**WRITTEN REQUEST**
Your task is to print the material below exactly as presented.

>> Begin MATERIAL TO PROCESS

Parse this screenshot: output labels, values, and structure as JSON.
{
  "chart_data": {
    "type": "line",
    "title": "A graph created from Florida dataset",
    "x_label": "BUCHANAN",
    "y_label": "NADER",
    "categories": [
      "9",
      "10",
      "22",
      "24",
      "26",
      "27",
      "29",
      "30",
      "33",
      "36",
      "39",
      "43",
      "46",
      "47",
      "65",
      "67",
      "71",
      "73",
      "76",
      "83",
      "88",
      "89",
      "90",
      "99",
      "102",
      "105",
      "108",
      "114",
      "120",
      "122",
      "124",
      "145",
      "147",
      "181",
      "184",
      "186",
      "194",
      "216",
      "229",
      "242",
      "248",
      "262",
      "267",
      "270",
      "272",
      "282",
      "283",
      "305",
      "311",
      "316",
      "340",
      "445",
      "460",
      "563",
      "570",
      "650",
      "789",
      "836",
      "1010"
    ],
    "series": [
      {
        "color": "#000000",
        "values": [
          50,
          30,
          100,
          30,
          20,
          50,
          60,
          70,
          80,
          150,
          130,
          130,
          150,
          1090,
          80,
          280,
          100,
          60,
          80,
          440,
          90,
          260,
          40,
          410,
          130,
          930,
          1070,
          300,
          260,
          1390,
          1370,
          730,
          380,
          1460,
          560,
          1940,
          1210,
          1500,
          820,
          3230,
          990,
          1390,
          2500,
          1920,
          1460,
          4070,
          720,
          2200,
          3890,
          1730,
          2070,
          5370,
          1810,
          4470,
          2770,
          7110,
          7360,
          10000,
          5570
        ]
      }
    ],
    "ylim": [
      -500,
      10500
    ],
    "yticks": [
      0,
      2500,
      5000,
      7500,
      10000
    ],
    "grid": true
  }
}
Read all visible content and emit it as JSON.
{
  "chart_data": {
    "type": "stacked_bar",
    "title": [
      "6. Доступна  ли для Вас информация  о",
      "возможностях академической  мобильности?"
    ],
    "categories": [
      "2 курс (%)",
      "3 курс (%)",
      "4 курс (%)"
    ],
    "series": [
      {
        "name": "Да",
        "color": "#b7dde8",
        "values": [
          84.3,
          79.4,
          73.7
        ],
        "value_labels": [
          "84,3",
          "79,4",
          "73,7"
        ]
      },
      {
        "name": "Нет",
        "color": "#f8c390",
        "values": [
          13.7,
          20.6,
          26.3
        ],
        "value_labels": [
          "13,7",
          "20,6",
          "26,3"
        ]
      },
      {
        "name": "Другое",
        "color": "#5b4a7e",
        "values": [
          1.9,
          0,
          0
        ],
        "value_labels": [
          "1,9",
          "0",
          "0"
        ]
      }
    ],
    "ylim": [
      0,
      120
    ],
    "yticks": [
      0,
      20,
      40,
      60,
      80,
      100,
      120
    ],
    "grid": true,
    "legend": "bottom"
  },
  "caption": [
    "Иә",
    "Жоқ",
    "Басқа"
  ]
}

>> End MATERIAL TO PROCESS

**ANSWER TO THIS EXERCISE**
Parse this screenshot: output labels, values, and structure as JSON.
{
  "chart_data": {
    "type": "line",
    "title": "A graph created from Florida dataset",
    "x_label": "BUCHANAN",
    "y_label": "NADER",
    "categories": [
      "9",
      "10",
      "22",
      "24",
      "26",
      "27",
      "29",
      "30",
      "33",
      "36",
      "39",
      "43",
      "46",
      "47",
      "65",
      "67",
      "71",
      "73",
      "76",
      "83",
      "88",
      "89",
      "90",
      "99",
      "102",
      "105",
      "108",
      "114",
      "120",
      "122",
      "124",
      "145",
      "147",
      "181",
      "184",
      "186",
      "194",
      "216",
      "229",
      "242",
      "248",
      "262",
      "267",
      "270",
      "272",
      "282",
      "283",
      "305",
      "311",
      "316",
      "340",
      "445",
      "460",
      "563",
      "570",
      "650",
      "789",
      "836",
      "1010"
    ],
    "series": [
      {
        "color": "#000000",
        "values": [
          50,
          30,
          100,
          30,
          20,
          50,
          60,
          70,
          80,
          150,
          130,
          130,
          150,
          1090,
          80,
          280,
          100,
          60,
          80,
          440,
          90,
          260,
          40,
          410,
          130,
          930,
          1070,
          300,
          260,
          1390,
          1370,
          730,
          380,
          1460,
          560,
          1940,
          1210,
          1500,
          820,
          3230,
          990,
          1390,
          2500,
          1920,
          1460,
          4070,
          720,
          2200,
          3890,
          1730,
          2070,
          5370,
          1810,
          4470,
          2770,
          7110,
          7360,
          10000,
          5570
        ]
      }
    ],
    "ylim": [
      -500,
      10500
    ],
    "yticks": [
      0,
      2500,
      5000,
      7500,
      10000
    ],
    "grid": true
  }
}
Read all visible content and emit it as JSON.
{
  "chart_data": {
    "type": "stacked_bar",
    "title": [
      "6. Доступна  ли для Вас информация  о",
      "возможностях академической  мобильности?"
    ],
    "categories": [
      "2 курс (%)",
      "3 курс (%)",
      "4 курс (%)"
    ],
    "series": [
      {
        "name": "Да",
        "color": "#b7dde8",
        "values": [
          84.3,
          79.4,
          73.7
        ],
        "value_labels": [
          "84,3",
          "79,4",
          "73,7"
        ]
      },
      {
        "name": "Нет",
        "color": "#f8c390",
        "values": [
          13.7,
          20.6,
          26.3
        ],
        "value_labels": [
          "13,7",
          "20,6",
          "26,3"
        ]
      },
      {
        "name": "Другое",
        "color": "#5b4a7e",
        "values": [
          1.9,
          0,
          0
        ],
        "value_labels": [
          "1,9",
          "0",
          "0"
        ]
      }
    ],
    "ylim": [
      0,
      120
    ],
    "yticks": [
      0,
      20,
      40,
      60,
      80,
      100,
      120
    ],
    "grid": true,
    "legend": "bottom"
  },
  "caption": [
    "Иә",
    "Жоқ",
    "Басқа"
  ]
}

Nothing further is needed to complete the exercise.